# [What is asked]
Each entry must be given again exactly; images do not belong in the copy.

# [Provided data]
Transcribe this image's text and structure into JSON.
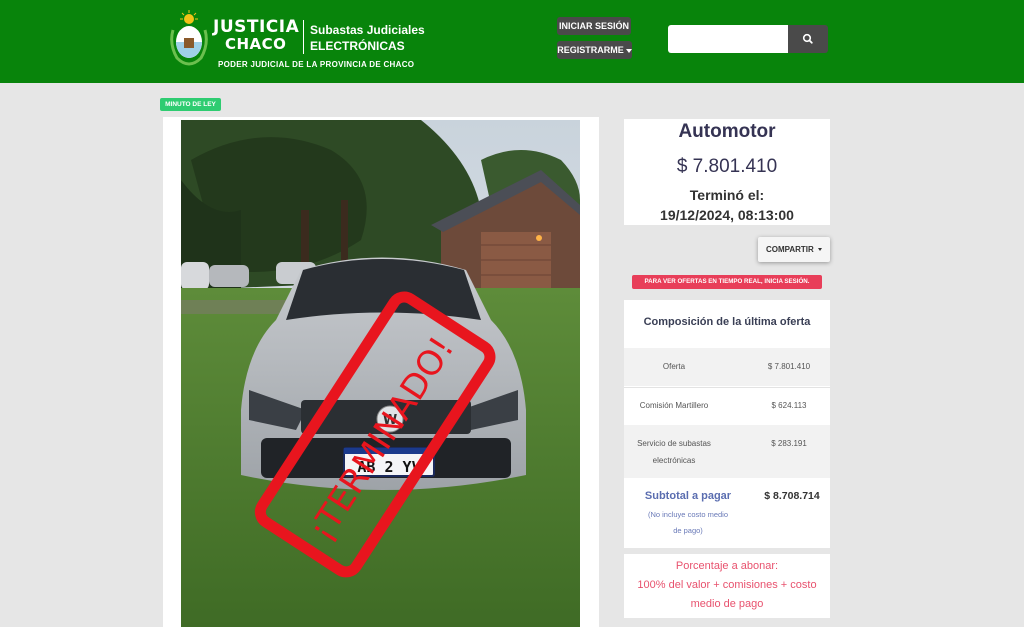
{
  "header": {
    "brand_line1": "JUSTICIA",
    "brand_line2": "CHACO",
    "brand_line3": "Subastas Judiciales",
    "brand_line4": "ELECTRÓNICAS",
    "brand_tagline": "PODER JUDICIAL DE LA PROVINCIA DE CHACO",
    "login_label": "INICIAR SESIÓN",
    "register_label": "REGISTRARME",
    "search_placeholder": "",
    "search_value": ""
  },
  "listing": {
    "badge": "MINUTO DE LEY",
    "photo_stamp": "¡TERMINADO!",
    "license_plate": "AB 2  YV",
    "title": "Automotor",
    "price": "$ 7.801.410",
    "ended_label": "Terminó el:",
    "ended_datetime": "19/12/2024, 08:13:00",
    "share_label": "COMPARTIR",
    "realtime_notice": "PARA VER OFERTAS EN TIEMPO REAL, INICIA SESIÓN."
  },
  "composition": {
    "title": "Composición de la última oferta",
    "rows": [
      {
        "label": "Oferta",
        "value": "$ 7.801.410"
      },
      {
        "label": "Comisión Martillero",
        "value": "$ 624.113"
      },
      {
        "label_line1": "Servicio de subastas",
        "label_line2": "electrónicas",
        "value": "$ 283.191"
      }
    ],
    "subtotal_label": "Subtotal a pagar",
    "subtotal_note_line1": "(No incluye costo medio",
    "subtotal_note_line2": "de pago)",
    "subtotal_value": "$ 8.708.714"
  },
  "payment": {
    "line1": "Porcentaje a abonar:",
    "line2": "100% del valor + comisiones + costo",
    "line3": "medio de pago"
  },
  "colors": {
    "header_green": "#08840b",
    "badge_green": "#2ecc71",
    "notice_red": "#e83e59",
    "stamp_red": "#e8151e",
    "subtotal_blue": "#5a6db0"
  }
}
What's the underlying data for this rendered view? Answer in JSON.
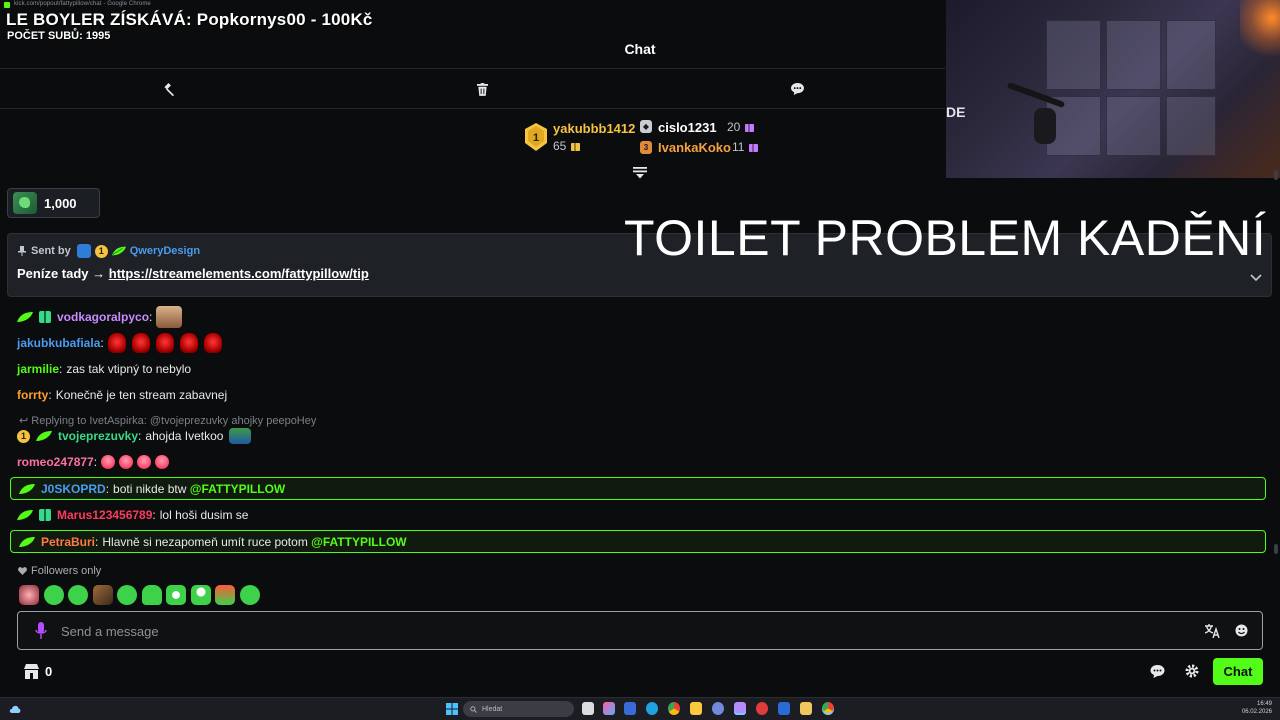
{
  "browser": {
    "url": "kick.com/popout/fattypillow/chat - Google Chrome"
  },
  "banner": {
    "title": "LE BOYLER ZÍSKÁVÁ: Popkornys00 - 100Kč",
    "subs": "POČET SUBŮ: 1995"
  },
  "header": {
    "title": "Chat"
  },
  "webcam": {
    "visible_text": "DE"
  },
  "leaderboard": {
    "first": {
      "rank": "1",
      "name": "yakubbb1412",
      "count": "65",
      "color": "#f5c242"
    },
    "second": {
      "name": "cislo1231",
      "count": "20"
    },
    "third": {
      "name": "IvankaKoko",
      "count": "11"
    }
  },
  "kicks": {
    "amount": "1,000"
  },
  "pinned": {
    "sent_by": "Sent by",
    "badge_number": "1",
    "user": "QweryDesign",
    "text": "Peníze tady → ",
    "link": "https://streamelements.com/fattypillow/tip"
  },
  "overlay": {
    "big_text": "TOILET PROBLEM KADĚNÍ"
  },
  "messages": [
    {
      "user": "vodkagoralpyco",
      "color": "#c78cff",
      "text": ""
    },
    {
      "user": "jakubkubafiala",
      "color": "#4a9cf0",
      "text": ""
    },
    {
      "user": "jarmilie",
      "color": "#53fc18",
      "text": "zas tak vtipný to nebylo"
    },
    {
      "user": "forrty",
      "color": "#ff9f2e",
      "text": "Konečně je ten stream zabavnej"
    },
    {
      "reply": "Replying to IvetAspirka: @tvojeprezuvky ahojky peepoHey"
    },
    {
      "badge_number": "1",
      "user": "tvojeprezuvky",
      "color": "#39d98a",
      "text": "ahojda Ivetkoo"
    },
    {
      "user": "romeo247877",
      "color": "#ff6fa5",
      "text": ""
    },
    {
      "user": "J0SKOPRD",
      "color": "#4a9cf0",
      "text": "boti nikde btw",
      "mention": "@FATTYPILLOW"
    },
    {
      "user": "Marus123456789",
      "color": "#ff3b5c",
      "text": "lol hoši dusim se"
    },
    {
      "user": "PetraBuri",
      "color": "#ff7a45",
      "text": "Hlavně si nezapomeň umít ruce potom",
      "mention": "@FATTYPILLOW"
    }
  ],
  "followers_only": {
    "label": "Followers only"
  },
  "input": {
    "placeholder": "Send a message"
  },
  "footer": {
    "store_count": "0",
    "chat_button": "Chat"
  },
  "taskbar": {
    "search_placeholder": "Hledat",
    "time": "16:49",
    "date": "06.02.2026"
  },
  "colors": {
    "accent": "#53fc18",
    "gold": "#f5c242",
    "background": "#0b0c0d"
  }
}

# [Solution]
Transcribe this image's text and structure into JSON.
{
  "header": {
    "brand_line1": "JUSTICIA",
    "brand_line2": "CHACO",
    "brand_line3": "Subastas Judiciales",
    "brand_line4": "ELECTRÓNICAS",
    "brand_tagline": "PODER JUDICIAL DE LA PROVINCIA DE CHACO",
    "login_label": "INICIAR SESIÓN",
    "register_label": "REGISTRARME",
    "search_placeholder": "",
    "search_value": ""
  },
  "listing": {
    "badge": "MINUTO DE LEY",
    "photo_stamp": "¡TERMINADO!",
    "license_plate": "AB 2  YV",
    "title": "Automotor",
    "price": "$ 7.801.410",
    "ended_label": "Terminó el:",
    "ended_datetime": "19/12/2024, 08:13:00",
    "share_label": "COMPARTIR",
    "realtime_notice": "PARA VER OFERTAS EN TIEMPO REAL, INICIA SESIÓN."
  },
  "composition": {
    "title": "Composición de la última oferta",
    "rows": [
      {
        "label": "Oferta",
        "value": "$ 7.801.410"
      },
      {
        "label": "Comisión Martillero",
        "value": "$ 624.113"
      },
      {
        "label_line1": "Servicio de subastas",
        "label_line2": "electrónicas",
        "value": "$ 283.191"
      }
    ],
    "subtotal_label": "Subtotal a pagar",
    "subtotal_note_line1": "(No incluye costo medio",
    "subtotal_note_line2": "de pago)",
    "subtotal_value": "$ 8.708.714"
  },
  "payment": {
    "line1": "Porcentaje a abonar:",
    "line2": "100% del valor + comisiones + costo",
    "line3": "medio de pago"
  },
  "colors": {
    "header_green": "#08840b",
    "badge_green": "#2ecc71",
    "notice_red": "#e83e59",
    "stamp_red": "#e8151e",
    "subtotal_blue": "#5a6db0"
  }
}
What's the underlying data for this rendered view? Answer in JSON.
{
  "browser": {
    "url": "kick.com/popout/fattypillow/chat - Google Chrome"
  },
  "banner": {
    "title": "LE BOYLER ZÍSKÁVÁ: Popkornys00 - 100Kč",
    "subs": "POČET SUBŮ: 1995"
  },
  "header": {
    "title": "Chat"
  },
  "webcam": {
    "visible_text": "DE"
  },
  "leaderboard": {
    "first": {
      "rank": "1",
      "name": "yakubbb1412",
      "count": "65",
      "color": "#f5c242"
    },
    "second": {
      "name": "cislo1231",
      "count": "20"
    },
    "third": {
      "name": "IvankaKoko",
      "count": "11"
    }
  },
  "kicks": {
    "amount": "1,000"
  },
  "pinned": {
    "sent_by": "Sent by",
    "badge_number": "1",
    "user": "QweryDesign",
    "text": "Peníze tady → ",
    "link": "https://streamelements.com/fattypillow/tip"
  },
  "overlay": {
    "big_text": "TOILET PROBLEM KADĚNÍ"
  },
  "messages": [
    {
      "user": "vodkagoralpyco",
      "color": "#c78cff",
      "text": ""
    },
    {
      "user": "jakubkubafiala",
      "color": "#4a9cf0",
      "text": ""
    },
    {
      "user": "jarmilie",
      "color": "#53fc18",
      "text": "zas tak vtipný to nebylo"
    },
    {
      "user": "forrty",
      "color": "#ff9f2e",
      "text": "Konečně je ten stream zabavnej"
    },
    {
      "reply": "Replying to IvetAspirka: @tvojeprezuvky ahojky peepoHey"
    },
    {
      "badge_number": "1",
      "user": "tvojeprezuvky",
      "color": "#39d98a",
      "text": "ahojda Ivetkoo"
    },
    {
      "user": "romeo247877",
      "color": "#ff6fa5",
      "text": ""
    },
    {
      "user": "J0SKOPRD",
      "color": "#4a9cf0",
      "text": "boti nikde btw",
      "mention": "@FATTYPILLOW"
    },
    {
      "user": "Marus123456789",
      "color": "#ff3b5c",
      "text": "lol hoši dusim se"
    },
    {
      "user": "PetraBuri",
      "color": "#ff7a45",
      "text": "Hlavně si nezapomeň umít ruce potom",
      "mention": "@FATTYPILLOW"
    }
  ],
  "followers_only": {
    "label": "Followers only"
  },
  "input": {
    "placeholder": "Send a message"
  },
  "footer": {
    "store_count": "0",
    "chat_button": "Chat"
  },
  "taskbar": {
    "search_placeholder": "Hledat",
    "time": "16:49",
    "date": "06.02.2026"
  },
  "colors": {
    "accent": "#53fc18",
    "gold": "#f5c242",
    "background": "#0b0c0d"
  }
}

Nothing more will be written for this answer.